Keep the images out and copy every entry below exactly.

* * * * * * *

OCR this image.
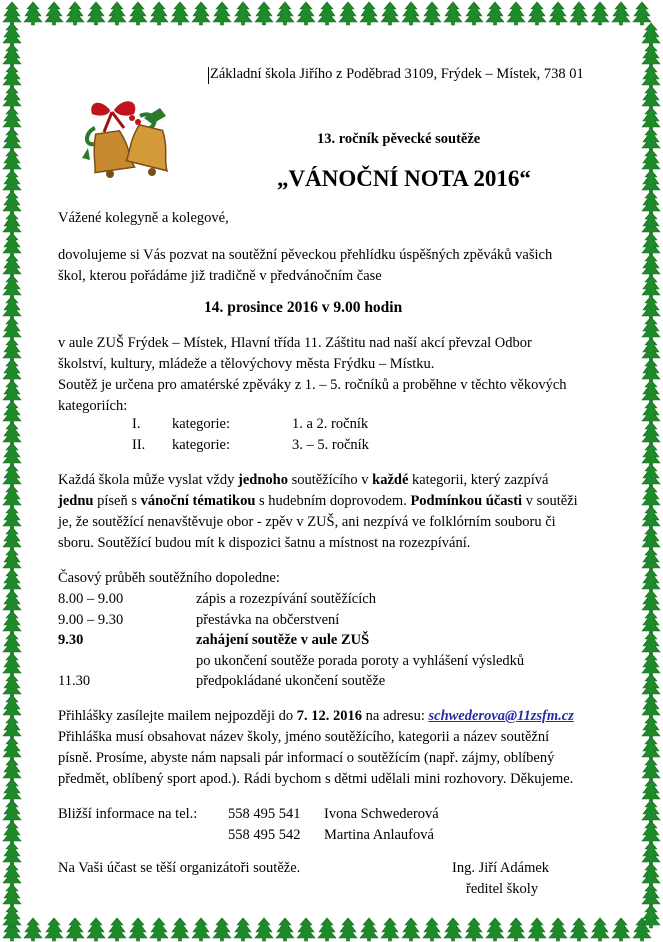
Základní škola Jiřího z Poděbrad 3109, Frýdek – Místek, 738 01
13. ročník pěvecké soutěže
„VÁNOČNÍ NOTA 2016“
Vážené kolegyně a kolegové,
dovolujeme si Vás pozvat na soutěžní pěveckou přehlídku úspěšných zpěváků vašich
škol, kterou pořádáme již tradičně v předvánočním čase
14. prosince 2016 v 9.00 hodin
v aule ZUŠ Frýdek – Místek, Hlavní třída 11. Záštitu nad naší akcí převzal Odbor
školství, kultury, mládeže a tělovýchovy města Frýdku – Místku.
Soutěž je určena pro amatérské zpěváky z 1. – 5. ročníků a proběhne v těchto věkových
kategoriích:
I. kategorie:	1. a 2. ročník
II. kategorie:	3. – 5. ročník
Každá škola může vyslat vždy jednoho soutěžícího v každé kategorii, který zazpívá
jednu píseň s vánoční tématikou s hudebním doprovodem. Podmínkou účasti v soutěži
je, že soutěžící nenavštěvuje obor - zpěv v ZUŠ, ani nezpívá ve folklórním souboru či
sboru. Soutěžící budou mít k dispozici šatnu a místnost na rozezpívání.
Časový průběh soutěžního dopoledne:
8.00 – 9.00	zápis a rozezpívání soutěžících
9.00 – 9.30	přestávka na občerstvení
9.30	zahájení soutěže v aule ZUŠ
po ukončení soutěže porada poroty a vyhlášení výsledků
11.30	předpokládané ukončení soutěže
Přihlášky zasílejte mailem nejpozději do 7. 12. 2016 na adresu: schwederova@11zsfm.cz
Přihláška musí obsahovat název školy, jméno soutěžícího, kategorii a název soutěžní
písně. Prosíme, abyste nám napsali pár informací o soutěžícím (např. zájmy, oblíbený
předmět, oblíbený sport apod.). Rádi bychom s dětmi udělali mini rozhovory. Děkujeme.
Bližší informace na tel.: 558 495 541 Ivona Schwederová
558 495 542 Martina Anlaufová
Na Vaši účast se těší organizátoři soutěže.	Ing. Jiří Adámek
ředitel školy
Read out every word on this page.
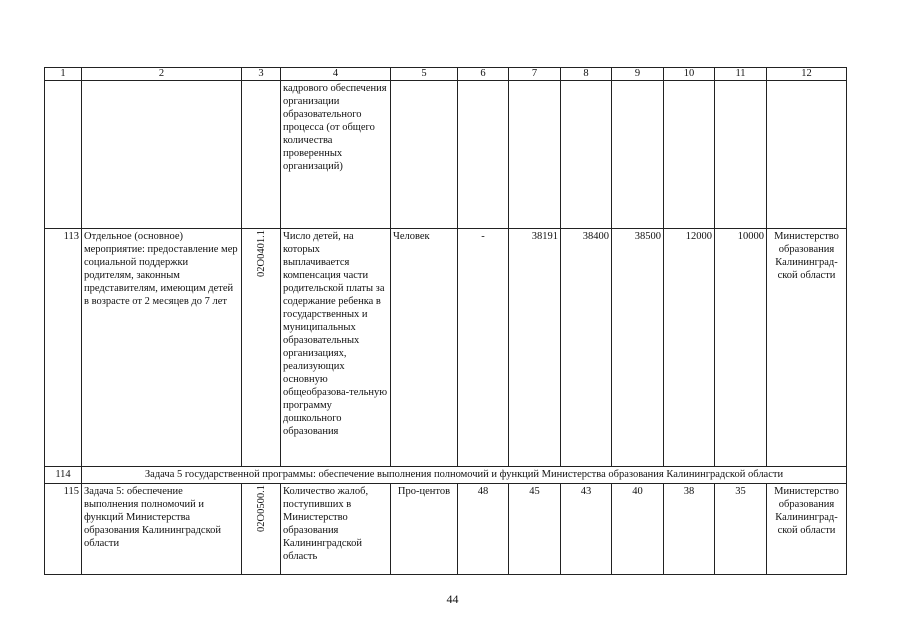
1	2	3	4	5	6	7	8	9	10	11	12
			кадрового обеспечения организации образовательного процесса (от общего количества проверенных организаций)								
113	Отдельное (основное) мероприятие: предоставление мер социальной поддержки родителям, законным представителям, имеющим детей в возрасте от 2 месяцев до 7 лет	02О0401.1	Число детей, на которых выплачивается компенсация части родительской платы за содержание ребенка в государственных и муниципальных образовательных организациях, реализующих основную общеобразова-тельную программу дошкольного образования	Человек	-	38191	38400	38500	12000	10000	Министерство образования Калининград-ской области
114	Задача 5 государственной программы: обеспечение выполнения полномочий и функций Министерства образования Калининградской области										
115	Задача 5: обеспечение выполнения полномочий и функций Министерства образования Калининградской области	02О0500.1	Количество жалоб, поступивших в Министерство образования Калининградской область	Про-центов	48	45	43	40	38	35	Министерство образования Калининград-ской области
44
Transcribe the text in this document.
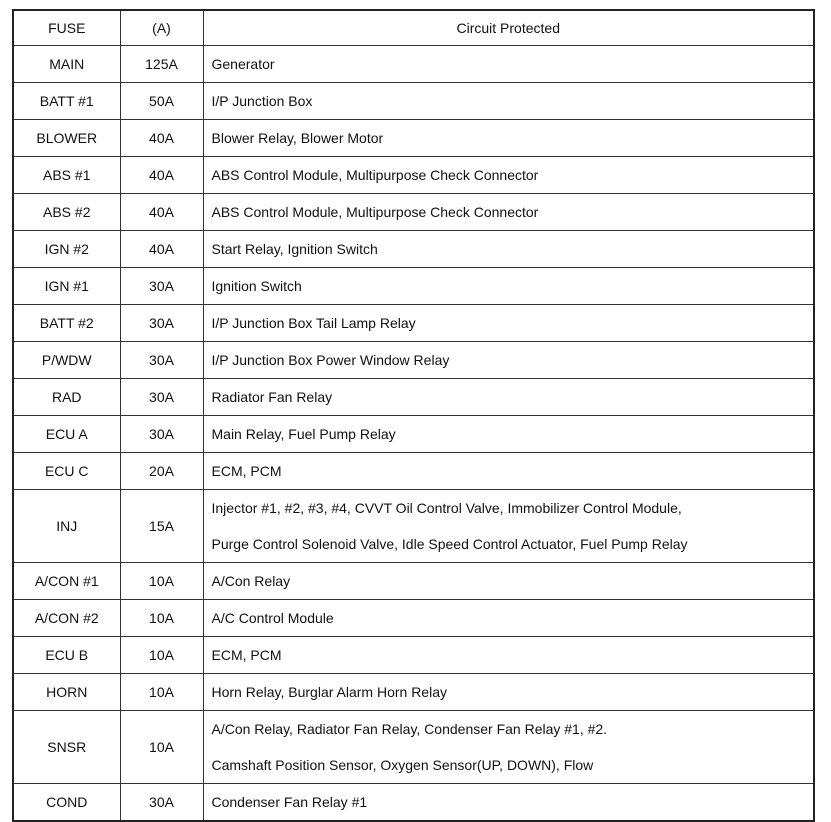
FUSE	(A)	Circuit Protected
MAIN	125A	Generator

BATT #1	50A	I/P Junction Box

BLOWER	40A	Blower Relay, Blower Motor

ABS #1	40A	ABS Control Module, Multipurpose Check Connector

ABS #2	40A	ABS Control Module, Multipurpose Check Connector

IGN #2	40A	Start Relay, Ignition Switch

IGN #1	30A	Ignition Switch

BATT #2	30A	I/P Junction Box Tail Lamp Relay

P/WDW	30A	I/P Junction Box Power Window Relay

RAD	30A	Radiator Fan Relay

ECU A	30A	Main Relay, Fuel Pump Relay

ECU C	20A	ECM, PCM

INJ	15A	Injector #1, #2, #3, #4, CVVT Oil Control Valve, Immobilizer Control Module,
Purge Control Solenoid Valve, Idle Speed Control Actuator, Fuel Pump Relay

A/CON #1	10A	A/Con Relay

A/CON #2	10A	A/C Control Module

ECU B	10A	ECM, PCM

HORN	10A	Horn Relay, Burglar Alarm Horn Relay

SNSR	10A	A/Con Relay, Radiator Fan Relay, Condenser Fan Relay #1, #2.
Camshaft Position Sensor, Oxygen Sensor(UP, DOWN), Flow

COND	30A	Condenser Fan Relay #1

* * * * * * *

_ANSWER TO THIS TASK_:
OCR this image.
Základní škola Jiřího z Poděbrad 3109, Frýdek – Místek, 738 01
13. ročník pěvecké soutěže
„VÁNOČNÍ NOTA 2016“
Vážené kolegyně a kolegové,
dovolujeme si Vás pozvat na soutěžní pěveckou přehlídku úspěšných zpěváků vašich
škol, kterou pořádáme již tradičně v předvánočním čase
14. prosince 2016 v 9.00 hodin
v aule ZUŠ Frýdek – Místek, Hlavní třída 11. Záštitu nad naší akcí převzal Odbor
školství, kultury, mládeže a tělovýchovy města Frýdku – Místku.
Soutěž je určena pro amatérské zpěváky z 1. – 5. ročníků a proběhne v těchto věkových
kategoriích:
I. kategorie:	1. a 2. ročník
II. kategorie:	3. – 5. ročník
Každá škola může vyslat vždy jednoho soutěžícího v každé kategorii, který zazpívá
jednu píseň s vánoční tématikou s hudebním doprovodem. Podmínkou účasti v soutěži
je, že soutěžící nenavštěvuje obor - zpěv v ZUŠ, ani nezpívá ve folklórním souboru či
sboru. Soutěžící budou mít k dispozici šatnu a místnost na rozezpívání.
Časový průběh soutěžního dopoledne:
8.00 – 9.00	zápis a rozezpívání soutěžících
9.00 – 9.30	přestávka na občerstvení
9.30	zahájení soutěže v aule ZUŠ
po ukončení soutěže porada poroty a vyhlášení výsledků
11.30	předpokládané ukončení soutěže
Přihlášky zasílejte mailem nejpozději do 7. 12. 2016 na adresu: schwederova@11zsfm.cz
Přihláška musí obsahovat název školy, jméno soutěžícího, kategorii a název soutěžní
písně. Prosíme, abyste nám napsali pár informací o soutěžícím (např. zájmy, oblíbený
předmět, oblíbený sport apod.). Rádi bychom s dětmi udělali mini rozhovory. Děkujeme.
Bližší informace na tel.: 558 495 541 Ivona Schwederová
558 495 542 Martina Anlaufová
Na Vaši účast se těší organizátoři soutěže.	Ing. Jiří Adámek
ředitel školy
Read out every word on this page.
1	2	3	4	5	6	7	8	9	10	11	12
			кадрового обеспечения организации образовательного процесса (от общего количества проверенных организаций)								
113	Отдельное (основное) мероприятие: предоставление мер социальной поддержки родителям, законным представителям, имеющим детей в возрасте от 2 месяцев до 7 лет	02О0401.1	Число детей, на которых выплачивается компенсация части родительской платы за содержание ребенка в государственных и муниципальных образовательных организациях, реализующих основную общеобразова-тельную программу дошкольного образования	Человек	-	38191	38400	38500	12000	10000	Министерство образования Калининград-ской области
114	Задача 5 государственной программы: обеспечение выполнения полномочий и функций Министерства образования Калининградской области										
115	Задача 5: обеспечение выполнения полномочий и функций Министерства образования Калининградской области	02О0500.1	Количество жалоб, поступивших в Министерство образования Калининградской область	Про-центов	48	45	43	40	38	35	Министерство образования Калининград-ской области
44
Transcribe the text in this document.
FUSE	(A)	Circuit Protected
MAIN	125A	Generator

BATT #1	50A	I/P Junction Box

BLOWER	40A	Blower Relay, Blower Motor

ABS #1	40A	ABS Control Module, Multipurpose Check Connector

ABS #2	40A	ABS Control Module, Multipurpose Check Connector

IGN #2	40A	Start Relay, Ignition Switch

IGN #1	30A	Ignition Switch

BATT #2	30A	I/P Junction Box Tail Lamp Relay

P/WDW	30A	I/P Junction Box Power Window Relay

RAD	30A	Radiator Fan Relay

ECU A	30A	Main Relay, Fuel Pump Relay

ECU C	20A	ECM, PCM

INJ	15A	Injector #1, #2, #3, #4, CVVT Oil Control Valve, Immobilizer Control Module,
Purge Control Solenoid Valve, Idle Speed Control Actuator, Fuel Pump Relay

A/CON #1	10A	A/Con Relay

A/CON #2	10A	A/C Control Module

ECU B	10A	ECM, PCM

HORN	10A	Horn Relay, Burglar Alarm Horn Relay

SNSR	10A	A/Con Relay, Radiator Fan Relay, Condenser Fan Relay #1, #2.
Camshaft Position Sensor, Oxygen Sensor(UP, DOWN), Flow

COND	30A	Condenser Fan Relay #1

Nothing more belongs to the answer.